PROMPT – Locate all lines with the word "sounds". Copy them.

+ + + +

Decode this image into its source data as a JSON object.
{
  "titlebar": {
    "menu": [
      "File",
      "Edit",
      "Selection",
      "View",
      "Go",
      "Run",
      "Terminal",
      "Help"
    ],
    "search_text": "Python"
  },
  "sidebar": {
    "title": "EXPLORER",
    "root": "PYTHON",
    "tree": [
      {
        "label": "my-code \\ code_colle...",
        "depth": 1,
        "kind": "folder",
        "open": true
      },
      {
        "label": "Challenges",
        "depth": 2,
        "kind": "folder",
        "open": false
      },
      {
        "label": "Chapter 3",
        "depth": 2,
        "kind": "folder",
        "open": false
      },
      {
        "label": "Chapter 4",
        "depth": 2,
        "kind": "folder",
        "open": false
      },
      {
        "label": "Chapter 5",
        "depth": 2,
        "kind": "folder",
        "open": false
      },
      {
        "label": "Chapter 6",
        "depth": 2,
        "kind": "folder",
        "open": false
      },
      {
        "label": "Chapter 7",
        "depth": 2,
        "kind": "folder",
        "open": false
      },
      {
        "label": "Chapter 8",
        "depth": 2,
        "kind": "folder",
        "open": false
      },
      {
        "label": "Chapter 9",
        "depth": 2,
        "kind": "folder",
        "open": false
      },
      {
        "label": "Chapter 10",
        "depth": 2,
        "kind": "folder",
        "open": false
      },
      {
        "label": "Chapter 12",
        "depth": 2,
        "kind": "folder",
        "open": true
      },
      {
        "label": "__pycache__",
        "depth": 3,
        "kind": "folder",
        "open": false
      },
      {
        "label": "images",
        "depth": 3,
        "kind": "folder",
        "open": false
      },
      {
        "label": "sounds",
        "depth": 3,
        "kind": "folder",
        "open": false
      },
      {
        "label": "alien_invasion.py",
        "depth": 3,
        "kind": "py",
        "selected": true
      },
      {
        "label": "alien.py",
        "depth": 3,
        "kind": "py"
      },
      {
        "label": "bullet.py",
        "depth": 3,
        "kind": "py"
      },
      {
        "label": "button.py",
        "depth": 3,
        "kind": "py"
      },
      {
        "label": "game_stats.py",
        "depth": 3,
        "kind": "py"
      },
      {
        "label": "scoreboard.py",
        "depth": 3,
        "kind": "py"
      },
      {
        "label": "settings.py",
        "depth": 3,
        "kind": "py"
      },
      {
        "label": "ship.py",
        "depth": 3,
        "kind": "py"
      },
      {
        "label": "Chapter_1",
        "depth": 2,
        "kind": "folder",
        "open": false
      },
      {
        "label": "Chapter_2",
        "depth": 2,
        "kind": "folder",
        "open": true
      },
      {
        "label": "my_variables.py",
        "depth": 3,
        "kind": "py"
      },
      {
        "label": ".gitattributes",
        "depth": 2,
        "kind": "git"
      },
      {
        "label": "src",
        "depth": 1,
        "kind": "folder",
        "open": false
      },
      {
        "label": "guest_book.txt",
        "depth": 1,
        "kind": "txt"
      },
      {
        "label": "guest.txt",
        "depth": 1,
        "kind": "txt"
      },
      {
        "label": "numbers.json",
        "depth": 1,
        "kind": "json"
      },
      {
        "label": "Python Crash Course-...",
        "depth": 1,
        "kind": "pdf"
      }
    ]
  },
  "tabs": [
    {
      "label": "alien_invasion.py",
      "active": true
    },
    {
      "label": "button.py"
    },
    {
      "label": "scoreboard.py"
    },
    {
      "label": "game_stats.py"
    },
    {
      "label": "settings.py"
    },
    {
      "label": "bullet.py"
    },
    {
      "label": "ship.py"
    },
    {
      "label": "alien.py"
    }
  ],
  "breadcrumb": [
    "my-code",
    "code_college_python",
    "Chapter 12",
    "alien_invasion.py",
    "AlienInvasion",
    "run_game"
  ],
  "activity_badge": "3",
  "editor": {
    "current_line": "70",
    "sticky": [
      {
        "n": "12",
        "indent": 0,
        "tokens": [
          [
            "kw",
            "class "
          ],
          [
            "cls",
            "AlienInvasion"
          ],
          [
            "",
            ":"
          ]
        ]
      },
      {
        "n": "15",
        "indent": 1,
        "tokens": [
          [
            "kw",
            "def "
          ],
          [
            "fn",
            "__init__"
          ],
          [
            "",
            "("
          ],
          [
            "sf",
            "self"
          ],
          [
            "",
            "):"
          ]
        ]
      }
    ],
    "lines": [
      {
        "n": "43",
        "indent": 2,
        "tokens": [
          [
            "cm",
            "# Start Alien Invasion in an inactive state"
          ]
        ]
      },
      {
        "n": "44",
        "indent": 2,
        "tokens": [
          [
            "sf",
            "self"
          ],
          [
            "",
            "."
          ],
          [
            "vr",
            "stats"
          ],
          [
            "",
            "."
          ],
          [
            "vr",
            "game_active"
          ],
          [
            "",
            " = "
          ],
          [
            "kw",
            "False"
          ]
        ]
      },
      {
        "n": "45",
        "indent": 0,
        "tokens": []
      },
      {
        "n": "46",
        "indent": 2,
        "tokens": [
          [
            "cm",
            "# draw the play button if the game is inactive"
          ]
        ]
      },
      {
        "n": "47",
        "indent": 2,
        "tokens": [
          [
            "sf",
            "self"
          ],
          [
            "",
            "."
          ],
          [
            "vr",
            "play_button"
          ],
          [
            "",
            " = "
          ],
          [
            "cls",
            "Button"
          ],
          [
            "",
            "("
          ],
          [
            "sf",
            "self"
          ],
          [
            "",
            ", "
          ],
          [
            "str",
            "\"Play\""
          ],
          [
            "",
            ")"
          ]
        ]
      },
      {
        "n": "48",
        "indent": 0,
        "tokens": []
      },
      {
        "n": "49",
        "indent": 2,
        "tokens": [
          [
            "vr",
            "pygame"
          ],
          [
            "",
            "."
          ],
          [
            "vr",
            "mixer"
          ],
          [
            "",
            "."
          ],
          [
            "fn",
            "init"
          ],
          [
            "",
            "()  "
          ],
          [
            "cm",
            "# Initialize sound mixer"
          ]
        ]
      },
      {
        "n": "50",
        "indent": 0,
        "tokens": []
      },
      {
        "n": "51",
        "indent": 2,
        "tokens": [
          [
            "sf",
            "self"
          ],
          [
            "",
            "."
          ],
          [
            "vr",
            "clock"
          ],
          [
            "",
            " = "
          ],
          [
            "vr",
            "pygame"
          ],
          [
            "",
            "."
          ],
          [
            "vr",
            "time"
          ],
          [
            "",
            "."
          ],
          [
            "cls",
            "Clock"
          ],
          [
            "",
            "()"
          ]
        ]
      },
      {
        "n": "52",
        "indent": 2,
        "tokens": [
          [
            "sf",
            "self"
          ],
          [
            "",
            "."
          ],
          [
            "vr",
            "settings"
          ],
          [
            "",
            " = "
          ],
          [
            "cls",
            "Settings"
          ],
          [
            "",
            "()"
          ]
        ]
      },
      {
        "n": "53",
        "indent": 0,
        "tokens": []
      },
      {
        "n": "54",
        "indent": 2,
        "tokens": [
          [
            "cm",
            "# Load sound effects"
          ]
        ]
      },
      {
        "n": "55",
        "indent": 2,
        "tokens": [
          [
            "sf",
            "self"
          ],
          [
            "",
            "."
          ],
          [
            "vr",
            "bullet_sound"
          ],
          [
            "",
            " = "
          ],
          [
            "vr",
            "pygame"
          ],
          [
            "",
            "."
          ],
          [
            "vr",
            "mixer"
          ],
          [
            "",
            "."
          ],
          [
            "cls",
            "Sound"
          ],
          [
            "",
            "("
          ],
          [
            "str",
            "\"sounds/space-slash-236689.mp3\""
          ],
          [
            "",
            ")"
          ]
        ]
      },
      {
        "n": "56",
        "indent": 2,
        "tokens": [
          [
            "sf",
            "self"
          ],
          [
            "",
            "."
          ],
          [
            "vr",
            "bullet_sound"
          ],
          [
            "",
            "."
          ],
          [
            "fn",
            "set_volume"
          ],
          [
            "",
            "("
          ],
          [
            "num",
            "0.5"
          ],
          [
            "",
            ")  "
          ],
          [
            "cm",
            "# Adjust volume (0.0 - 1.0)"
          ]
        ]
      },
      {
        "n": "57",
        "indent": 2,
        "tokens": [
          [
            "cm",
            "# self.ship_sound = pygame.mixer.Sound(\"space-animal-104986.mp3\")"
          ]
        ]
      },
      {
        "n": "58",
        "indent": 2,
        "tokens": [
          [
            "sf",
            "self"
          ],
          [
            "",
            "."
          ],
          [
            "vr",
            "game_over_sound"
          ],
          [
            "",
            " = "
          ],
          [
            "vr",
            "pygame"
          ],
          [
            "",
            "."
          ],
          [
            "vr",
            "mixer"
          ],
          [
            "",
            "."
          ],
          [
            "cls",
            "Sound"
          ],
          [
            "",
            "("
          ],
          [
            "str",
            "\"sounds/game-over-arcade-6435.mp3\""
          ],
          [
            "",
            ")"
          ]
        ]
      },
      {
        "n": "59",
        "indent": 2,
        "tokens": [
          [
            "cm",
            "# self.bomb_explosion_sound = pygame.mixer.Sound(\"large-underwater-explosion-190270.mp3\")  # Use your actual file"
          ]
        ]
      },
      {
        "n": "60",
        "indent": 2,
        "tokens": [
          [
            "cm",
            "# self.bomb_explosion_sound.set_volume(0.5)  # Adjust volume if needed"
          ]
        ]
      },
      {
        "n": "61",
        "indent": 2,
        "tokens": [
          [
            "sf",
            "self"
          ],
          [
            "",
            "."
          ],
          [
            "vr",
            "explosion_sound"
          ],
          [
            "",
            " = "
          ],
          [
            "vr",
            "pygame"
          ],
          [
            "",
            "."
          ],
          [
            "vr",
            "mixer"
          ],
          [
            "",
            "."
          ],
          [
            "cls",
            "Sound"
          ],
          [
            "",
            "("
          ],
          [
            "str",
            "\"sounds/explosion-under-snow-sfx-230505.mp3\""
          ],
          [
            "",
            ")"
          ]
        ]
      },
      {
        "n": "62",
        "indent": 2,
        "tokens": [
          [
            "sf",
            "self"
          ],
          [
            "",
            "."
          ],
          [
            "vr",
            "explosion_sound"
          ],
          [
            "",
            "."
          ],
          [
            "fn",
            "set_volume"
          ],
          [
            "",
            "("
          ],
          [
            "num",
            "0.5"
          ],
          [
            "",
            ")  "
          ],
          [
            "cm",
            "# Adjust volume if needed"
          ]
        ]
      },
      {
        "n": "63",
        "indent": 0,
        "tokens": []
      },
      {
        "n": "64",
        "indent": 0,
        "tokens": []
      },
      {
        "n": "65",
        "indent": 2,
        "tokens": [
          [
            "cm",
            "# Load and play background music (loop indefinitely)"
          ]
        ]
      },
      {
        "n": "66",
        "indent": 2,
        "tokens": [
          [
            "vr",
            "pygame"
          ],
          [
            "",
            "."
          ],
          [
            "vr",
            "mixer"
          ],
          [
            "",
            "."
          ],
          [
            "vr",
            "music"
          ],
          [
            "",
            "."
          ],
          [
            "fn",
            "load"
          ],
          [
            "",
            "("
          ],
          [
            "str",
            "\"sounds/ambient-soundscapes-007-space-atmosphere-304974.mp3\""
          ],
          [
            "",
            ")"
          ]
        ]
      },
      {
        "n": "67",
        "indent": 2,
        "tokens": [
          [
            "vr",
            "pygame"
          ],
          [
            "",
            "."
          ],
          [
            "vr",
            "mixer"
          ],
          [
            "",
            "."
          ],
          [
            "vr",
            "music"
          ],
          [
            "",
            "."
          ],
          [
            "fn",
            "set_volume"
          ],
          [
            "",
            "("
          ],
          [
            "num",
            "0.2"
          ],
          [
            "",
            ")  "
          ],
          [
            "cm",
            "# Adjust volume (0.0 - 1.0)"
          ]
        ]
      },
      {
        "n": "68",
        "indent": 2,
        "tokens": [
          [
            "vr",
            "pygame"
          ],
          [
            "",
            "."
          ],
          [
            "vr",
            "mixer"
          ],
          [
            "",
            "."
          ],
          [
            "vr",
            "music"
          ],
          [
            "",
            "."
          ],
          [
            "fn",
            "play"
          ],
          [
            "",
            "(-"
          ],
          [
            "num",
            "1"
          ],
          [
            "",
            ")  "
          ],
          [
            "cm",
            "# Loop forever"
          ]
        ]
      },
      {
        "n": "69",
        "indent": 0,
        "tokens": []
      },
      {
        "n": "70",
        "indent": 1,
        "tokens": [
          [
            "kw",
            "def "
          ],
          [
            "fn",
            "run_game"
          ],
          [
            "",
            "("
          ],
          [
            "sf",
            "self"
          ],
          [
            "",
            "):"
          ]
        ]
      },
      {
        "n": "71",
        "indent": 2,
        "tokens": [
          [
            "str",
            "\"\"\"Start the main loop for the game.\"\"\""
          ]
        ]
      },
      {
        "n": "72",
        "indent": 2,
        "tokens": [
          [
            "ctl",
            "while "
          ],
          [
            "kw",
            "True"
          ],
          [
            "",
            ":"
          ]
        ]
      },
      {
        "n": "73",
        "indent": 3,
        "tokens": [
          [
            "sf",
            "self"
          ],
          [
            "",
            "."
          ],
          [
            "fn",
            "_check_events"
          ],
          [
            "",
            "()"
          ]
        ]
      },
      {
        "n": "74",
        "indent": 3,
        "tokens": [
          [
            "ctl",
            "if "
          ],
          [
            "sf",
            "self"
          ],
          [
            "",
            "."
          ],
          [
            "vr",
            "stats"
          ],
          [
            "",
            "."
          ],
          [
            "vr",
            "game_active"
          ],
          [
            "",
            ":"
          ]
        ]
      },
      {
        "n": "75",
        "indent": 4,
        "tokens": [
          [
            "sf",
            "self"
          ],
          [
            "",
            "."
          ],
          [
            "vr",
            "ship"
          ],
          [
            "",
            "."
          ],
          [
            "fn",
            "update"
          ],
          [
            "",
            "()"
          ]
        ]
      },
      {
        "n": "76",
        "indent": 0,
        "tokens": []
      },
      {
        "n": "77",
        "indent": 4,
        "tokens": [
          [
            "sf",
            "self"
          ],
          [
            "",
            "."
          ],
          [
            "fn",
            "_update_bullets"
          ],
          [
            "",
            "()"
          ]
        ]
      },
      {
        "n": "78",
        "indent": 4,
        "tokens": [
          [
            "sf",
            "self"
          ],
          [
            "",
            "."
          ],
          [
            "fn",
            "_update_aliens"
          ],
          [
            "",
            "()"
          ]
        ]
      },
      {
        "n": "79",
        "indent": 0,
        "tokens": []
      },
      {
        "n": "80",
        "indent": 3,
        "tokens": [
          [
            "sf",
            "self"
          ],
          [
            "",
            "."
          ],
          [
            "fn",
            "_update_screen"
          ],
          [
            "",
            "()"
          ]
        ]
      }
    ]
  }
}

+ + + +

TASK RESPONSE –
        "label": "sounds",
            "\"sounds/space-slash-236689.mp3\""
            "\"sounds/game-over-arcade-6435.mp3\""
            "\"sounds/explosion-under-snow-sfx-230505.mp3\""
            "\"sounds/ambient-soundscapes-007-space-atmosphere-304974.mp3\""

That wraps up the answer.